------ Data provided ------
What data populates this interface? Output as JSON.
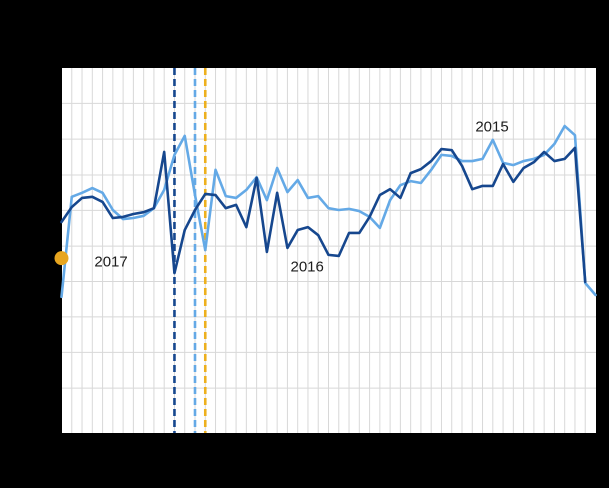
{
  "chart": {
    "background": "#000000",
    "plot_background": "#ffffff",
    "gridline_color": "#d8d8d8",
    "annotation_text_color": "#1c1c1c"
  },
  "chart_data": {
    "type": "line",
    "title": "",
    "x_axis": {
      "unit": "week",
      "min": 1,
      "max": 53,
      "tick_labels_visible": false,
      "gridline_every_week": true
    },
    "y_axis": {
      "unit": "relative level (0-100 of plot height; axis tick labels not visible in image)",
      "min": 0,
      "max": 100,
      "tick_labels_visible": false
    },
    "h_gridlines": [
      12.3,
      22.1,
      31.8,
      41.5,
      51.2,
      61.0,
      70.7,
      80.5,
      90.3
    ],
    "series": [
      {
        "name": "2015",
        "color": "#64a9e6",
        "type": "line",
        "start_week": 1,
        "values": [
          37.3,
          64.7,
          65.8,
          67.1,
          65.8,
          61.1,
          58.6,
          58.9,
          59.5,
          61.6,
          66.6,
          76.2,
          81.4,
          65.2,
          50.1,
          72.1,
          64.9,
          64.4,
          66.6,
          70.1,
          63.8,
          72.6,
          66.0,
          69.3,
          64.4,
          64.9,
          61.6,
          61.1,
          61.4,
          60.8,
          59.2,
          56.2,
          63.8,
          67.9,
          69.0,
          68.5,
          72.1,
          76.2,
          75.9,
          74.5,
          74.5,
          75.1,
          80.3,
          74.0,
          73.4,
          74.5,
          75.1,
          76.2,
          79.2,
          84.1,
          81.6,
          41.1,
          37.8
        ]
      },
      {
        "name": "2016",
        "color": "#16478e",
        "type": "line",
        "start_week": 1,
        "values": [
          57.8,
          61.9,
          64.4,
          64.7,
          63.3,
          58.9,
          59.2,
          60.0,
          60.5,
          61.6,
          77.0,
          43.8,
          55.6,
          61.1,
          65.5,
          65.2,
          61.6,
          62.5,
          56.4,
          69.9,
          49.6,
          65.8,
          50.7,
          55.6,
          56.4,
          54.2,
          48.8,
          48.5,
          54.8,
          54.8,
          59.2,
          65.2,
          66.8,
          64.4,
          71.2,
          72.3,
          74.5,
          77.8,
          77.5,
          73.2,
          66.8,
          67.7,
          67.7,
          73.7,
          68.8,
          72.6,
          74.2,
          77.0,
          74.5,
          75.1,
          78.1,
          41.4
        ]
      },
      {
        "name": "2017",
        "color": "#e7a51f",
        "type": "point",
        "start_week": 1,
        "values": [
          47.9
        ]
      }
    ],
    "dashed_vertical_lines": [
      {
        "week": 12,
        "color": "#16478e",
        "style": "dashed"
      },
      {
        "week": 14,
        "color": "#64a9e6",
        "style": "dashed"
      },
      {
        "week": 15,
        "color": "#edb01e",
        "style": "dashed"
      }
    ],
    "annotations": [
      {
        "text": "2015",
        "week": 41.3,
        "value": 83.8
      },
      {
        "text": "2016",
        "week": 23.3,
        "value": 45.5
      },
      {
        "text": "2017",
        "week": 4.2,
        "value": 46.8
      }
    ],
    "legend": "none (series labeled by in-plot annotations)"
  }
}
------
Exercise details: Leave the pictures out and reproduce all of the records exactly.

Output:
What data populates this interface? Output as JSON.
{
  "chart": {
    "background": "#000000",
    "plot_background": "#ffffff",
    "gridline_color": "#d8d8d8",
    "annotation_text_color": "#1c1c1c"
  },
  "chart_data": {
    "type": "line",
    "title": "",
    "x_axis": {
      "unit": "week",
      "min": 1,
      "max": 53,
      "tick_labels_visible": false,
      "gridline_every_week": true
    },
    "y_axis": {
      "unit": "relative level (0-100 of plot height; axis tick labels not visible in image)",
      "min": 0,
      "max": 100,
      "tick_labels_visible": false
    },
    "h_gridlines": [
      12.3,
      22.1,
      31.8,
      41.5,
      51.2,
      61.0,
      70.7,
      80.5,
      90.3
    ],
    "series": [
      {
        "name": "2015",
        "color": "#64a9e6",
        "type": "line",
        "start_week": 1,
        "values": [
          37.3,
          64.7,
          65.8,
          67.1,
          65.8,
          61.1,
          58.6,
          58.9,
          59.5,
          61.6,
          66.6,
          76.2,
          81.4,
          65.2,
          50.1,
          72.1,
          64.9,
          64.4,
          66.6,
          70.1,
          63.8,
          72.6,
          66.0,
          69.3,
          64.4,
          64.9,
          61.6,
          61.1,
          61.4,
          60.8,
          59.2,
          56.2,
          63.8,
          67.9,
          69.0,
          68.5,
          72.1,
          76.2,
          75.9,
          74.5,
          74.5,
          75.1,
          80.3,
          74.0,
          73.4,
          74.5,
          75.1,
          76.2,
          79.2,
          84.1,
          81.6,
          41.1,
          37.8
        ]
      },
      {
        "name": "2016",
        "color": "#16478e",
        "type": "line",
        "start_week": 1,
        "values": [
          57.8,
          61.9,
          64.4,
          64.7,
          63.3,
          58.9,
          59.2,
          60.0,
          60.5,
          61.6,
          77.0,
          43.8,
          55.6,
          61.1,
          65.5,
          65.2,
          61.6,
          62.5,
          56.4,
          69.9,
          49.6,
          65.8,
          50.7,
          55.6,
          56.4,
          54.2,
          48.8,
          48.5,
          54.8,
          54.8,
          59.2,
          65.2,
          66.8,
          64.4,
          71.2,
          72.3,
          74.5,
          77.8,
          77.5,
          73.2,
          66.8,
          67.7,
          67.7,
          73.7,
          68.8,
          72.6,
          74.2,
          77.0,
          74.5,
          75.1,
          78.1,
          41.4
        ]
      },
      {
        "name": "2017",
        "color": "#e7a51f",
        "type": "point",
        "start_week": 1,
        "values": [
          47.9
        ]
      }
    ],
    "dashed_vertical_lines": [
      {
        "week": 12,
        "color": "#16478e",
        "style": "dashed"
      },
      {
        "week": 14,
        "color": "#64a9e6",
        "style": "dashed"
      },
      {
        "week": 15,
        "color": "#edb01e",
        "style": "dashed"
      }
    ],
    "annotations": [
      {
        "text": "2015",
        "week": 41.3,
        "value": 83.8
      },
      {
        "text": "2016",
        "week": 23.3,
        "value": 45.5
      },
      {
        "text": "2017",
        "week": 4.2,
        "value": 46.8
      }
    ],
    "legend": "none (series labeled by in-plot annotations)"
  }
}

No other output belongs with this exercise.